◆ EXERCISE: Search the entries for the word "年度第二批项目申报指南" and pull out each line that has it.

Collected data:
----

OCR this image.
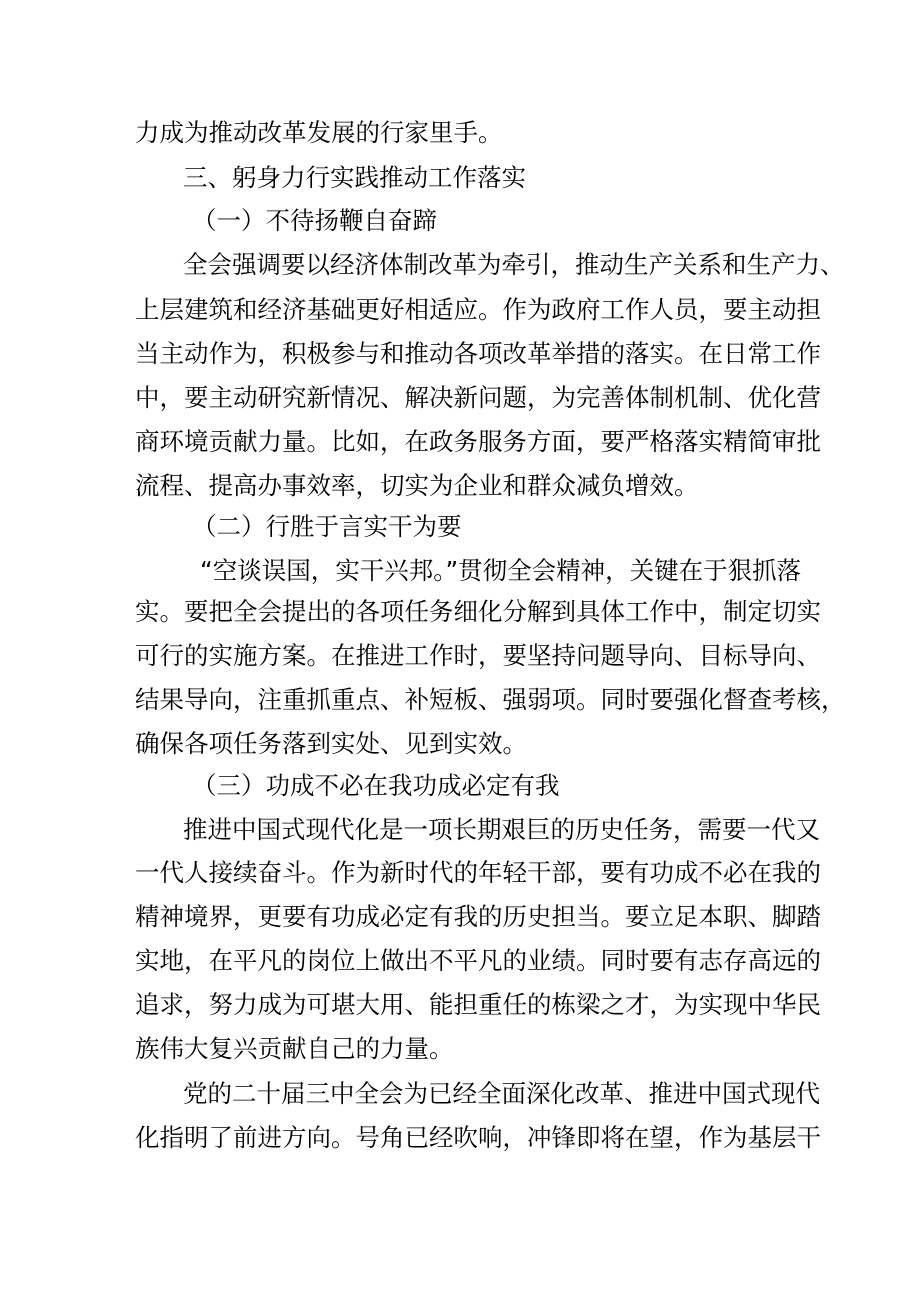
力成为推动改革发展的行家里手。

三、躬身力行实践推动工作落实

（一）不待扬鞭自奋蹄

全会强调要以经济体制改革为牵引，推动生产关系和生产力、

上层建筑和经济基础更好相适应。作为政府工作人员，要主动担

当主动作为，积极参与和推动各项改革举措的落实。在日常工作

中，要主动研究新情况、解决新问题，为完善体制机制、优化营

商环境贡献力量。比如，在政务服务方面，要严格落实精简审批

流程、提高办事效率，切实为企业和群众减负增效。

（二）行胜于言实干为要

“空谈误国，实干兴邦。”贯彻全会精神，关键在于狠抓落

实。要把全会提出的各项任务细化分解到具体工作中，制定切实

可行的实施方案。在推进工作时，要坚持问题导向、目标导向、

结果导向，注重抓重点、补短板、强弱项。同时要强化督查考核，

确保各项任务落到实处、见到实效。

（三）功成不必在我功成必定有我

推进中国式现代化是一项长期艰巨的历史任务，需要一代又

一代人接续奋斗。作为新时代的年轻干部，要有功成不必在我的

精神境界，更要有功成必定有我的历史担当。要立足本职、脚踏

实地，在平凡的岗位上做出不平凡的业绩。同时要有志存高远的

追求，努力成为可堪大用、能担重任的栋梁之才，为实现中华民

族伟大复兴贡献自己的力量。

党的二十届三中全会为已经全面深化改革、推进中国式现代

化指明了前进方向。号角已经吹响，冲锋即将在望，作为基层干
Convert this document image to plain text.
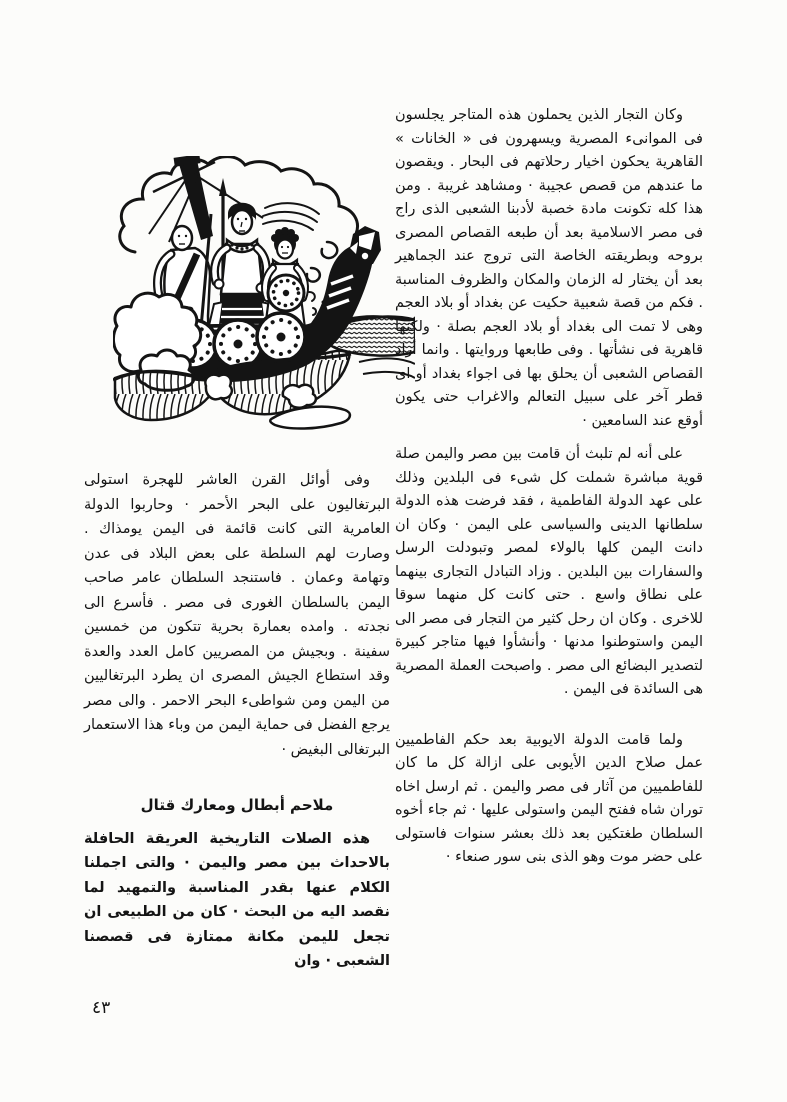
وكان التجار الذين يحملون هذه المتاجر يجلسون فى الموانىء المصرية ويسهرون فى « الخانات » القاهرية يحكون اخيار رحلاتهم فى البحار . ويقصون ما عندهم من قصص عجيبة · ومشاهد غريبة . ومن هذا كله تكونت مادة خصبة لأدبنا الشعبى الذى راج فى مصر الاسلامية بعد أن طبعه القصاص المصرى بروحه وبطريقته الخاصة التى تروج عند الجماهير بعد أن يختار له الزمان والمكان والظروف المناسبة . فكم من قصة شعبية حكيت عن بغداد أو بلاد العجم وهى لا تمت الى بغداد أو بلاد العجم بصلة · ولكنها قاهرية فى نشأتها . وفى طابعها وروايتها . وانما أراد القصاص الشعبى أن يحلق بها فى اجواء بغداد أو اى قطر آخر على سبيل التعالم والاغراب حتى يكون أوقع عند السامعين ·

على أنه لم تلبث أن قامت بين مصر واليمن صلة قوية مباشرة شملت كل شىء فى البلدين وذلك على عهد الدولة الفاطمية ، فقد فرضت هذه الدولة سلطانها الدينى والسياسى على اليمن · وكان ان دانت اليمن كلها بالولاء لمصر وتبودلت الرسل والسفارات بين البلدين . وزاد التبادل التجارى بينهما على نطاق واسع . حتى كانت كل منهما سوقا للاخرى . وكان ان رحل كثير من التجار فى مصر الى اليمن واستوطنوا مدنها · وأنشأوا فيها متاجر كبيرة لتصدير البضائع الى مصر . واصبحت العملة المصرية هى السائدة فى اليمن .

ولما قامت الدولة الايوبية بعد حكم الفاطميين عمل صلاح الدين الأيوبى على ازالة كل ما كان للفاطميين من آثار فى مصر واليمن . ثم ارسل اخاه توران شاه ففتح اليمن واستولى عليها · ثم جاء أخوه السلطان طغتكين بعد ذلك بعشر سنوات فاستولى على حضر موت وهو الذى بنى سور صنعاء ·

وفى أوائل القرن العاشر للهجرة استولى البرتغاليون على البحر الأحمر · وحاربوا الدولة العامرية التى كانت قائمة فى اليمن يومذاك . وصارت لهم السلطة على بعض البلاد فى عدن وتهامة وعمان . فاستنجد السلطان عامر صاحب اليمن بالسلطان الغورى فى مصر . فأسرع الى نجدته . وامده بعمارة بحرية تتكون من خمسين سفينة . وبجيش من المصريين كامل العدد والعدة وقد استطاع الجيش المصرى ان يطرد البرتغاليين من اليمن ومن شواطىء البحر الاحمر . والى مصر يرجع الفضل فى حماية اليمن من وباء هذا الاستعمار البرتغالى البغيض ·

ملاحم أبطال ومعارك قتال

هذه الصلات التاريخية العريقة الحافلة بالاحداث بين مصر واليمن · والتى اجملنا الكلام عنها بقدر المناسبة والتمهيد لما نقصد اليه من البحث · كان من الطبيعى ان تجعل لليمن مكانة ممتازة فى قصصنا الشعبى · وان

٤٣
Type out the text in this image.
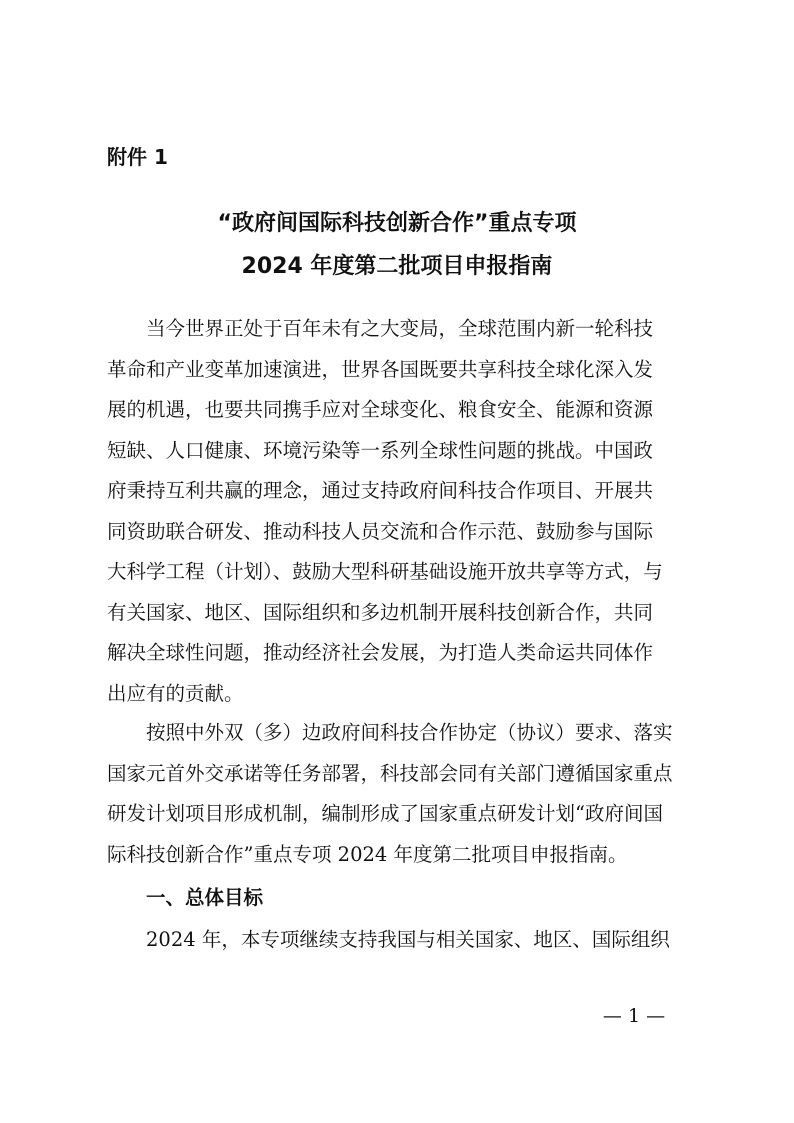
附件 1
“政府间国际科技创新合作”重点专项
2024 年度第二批项目申报指南
当今世界正处于百年未有之大变局，全球范围内新一轮科技
革命和产业变革加速演进，世界各国既要共享科技全球化深入发
展的机遇，也要共同携手应对全球变化、粮食安全、能源和资源
短缺、人口健康、环境污染等一系列全球性问题的挑战。中国政
府秉持互利共赢的理念，通过支持政府间科技合作项目、开展共
同资助联合研发、推动科技人员交流和合作示范、鼓励参与国际
大科学工程（计划）、鼓励大型科研基础设施开放共享等方式，与
有关国家、地区、国际组织和多边机制开展科技创新合作，共同
解决全球性问题，推动经济社会发展，为打造人类命运共同体作
出应有的贡献。
按照中外双（多）边政府间科技合作协定（协议）要求、落实
国家元首外交承诺等任务部署，科技部会同有关部门遵循国家重点
研发计划项目形成机制，编制形成了国家重点研发计划“政府间国
际科技创新合作”重点专项 2024 年度第二批项目申报指南。
一、总体目标
2024 年，本专项继续支持我国与相关国家、地区、国际组织
— 1 —
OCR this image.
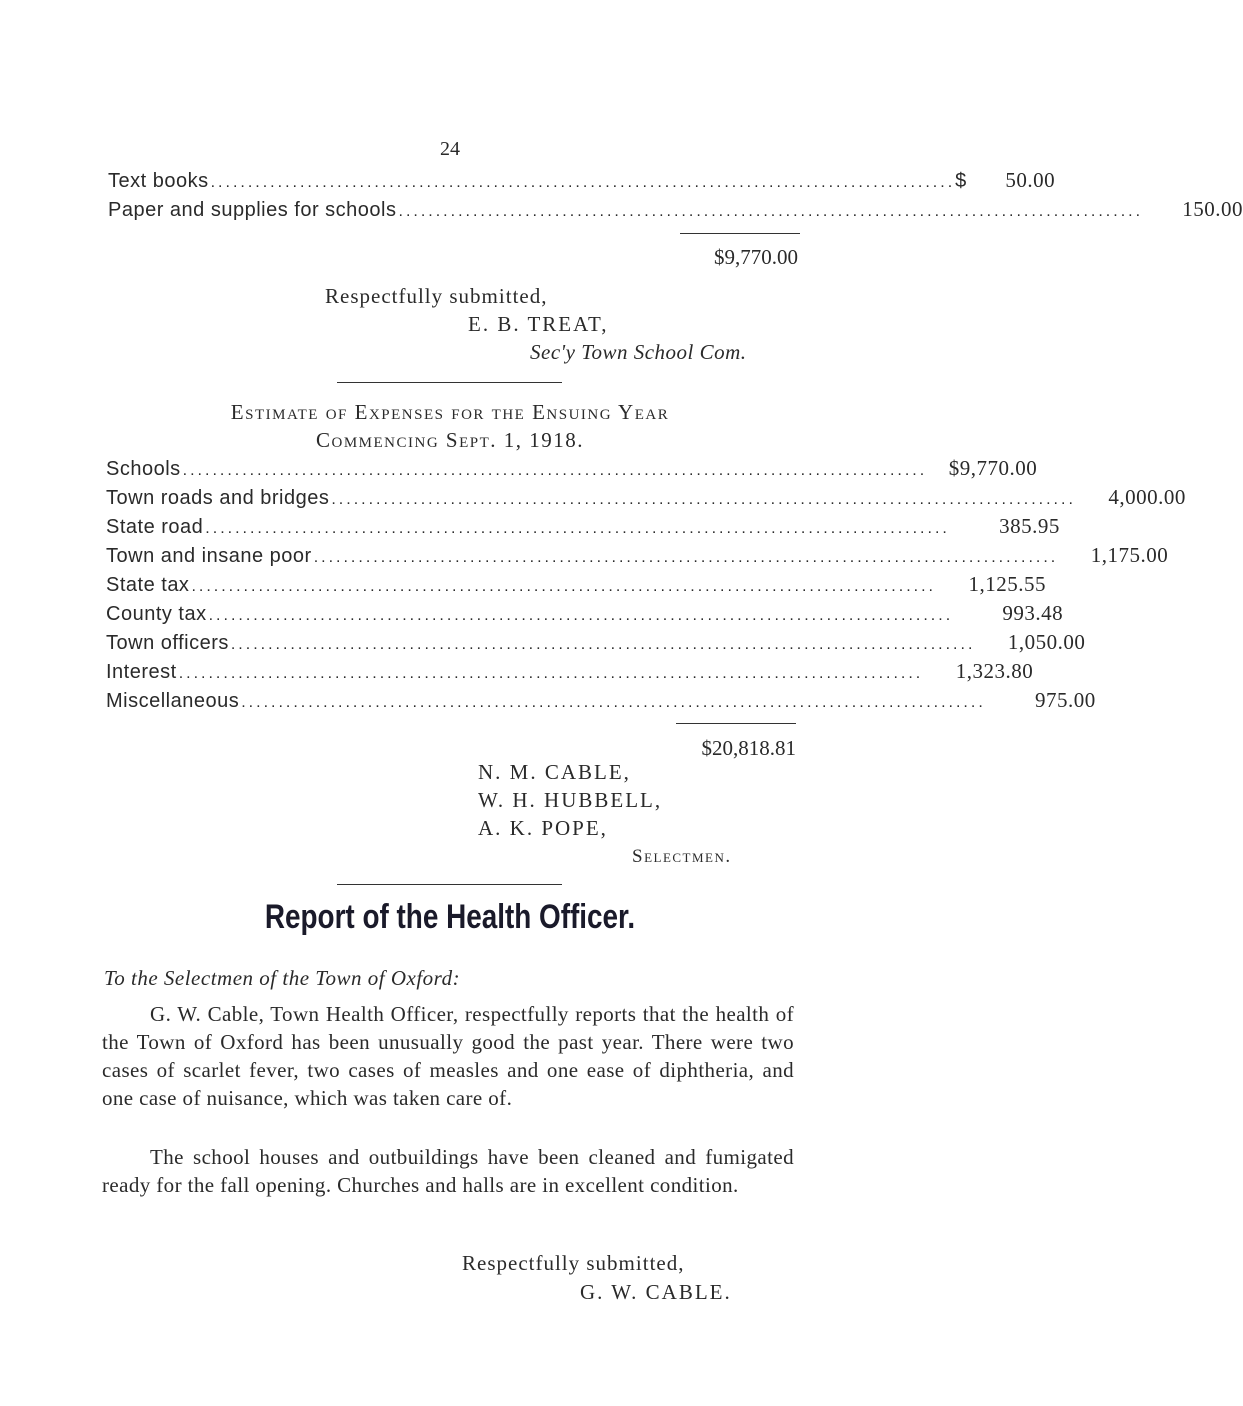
24
Text books .................................................................................................... $	50.00
Paper and supplies for schools ....................................................................................................	150.00
$9,770.00
Respectfully submitted,
E. B. TREAT,
Sec'y Town School Com.
Estimate of Expenses for the Ensuing Year
Commencing Sept. 1, 1918.
Schools ....................................................................................................	$9,770.00
Town roads and bridges ....................................................................................................	4,000.00
State road ....................................................................................................	385.95
Town and insane poor ....................................................................................................	1,175.00
State tax ....................................................................................................	1,125.55
County tax ....................................................................................................	993.48
Town officers ....................................................................................................	1,050.00
Interest ....................................................................................................	1,323.80
Miscellaneous ....................................................................................................	975.00
$20,818.81
N. M. CABLE,
W. H. HUBBELL,
A. K. POPE,
Selectmen.
Report of the Health Officer.
To the Selectmen of the Town of Oxford:
G. W. Cable, Town Health Officer, respectfully reports that the health of the Town of Oxford has been unusually good the past year. There were two cases of scarlet fever, two cases of measles and one ease of diphtheria, and one case of nuisance, which was taken care of.
The school houses and outbuildings have been cleaned and fumigated ready for the fall opening. Churches and halls are in excellent condition.
Respectfully submitted,
G. W. CABLE.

----

◆ RESULT FOR THIS EXERCISE:
2024 年度第二批项目申报指南
际科技创新合作”重点专项 2024 年度第二批项目申报指南。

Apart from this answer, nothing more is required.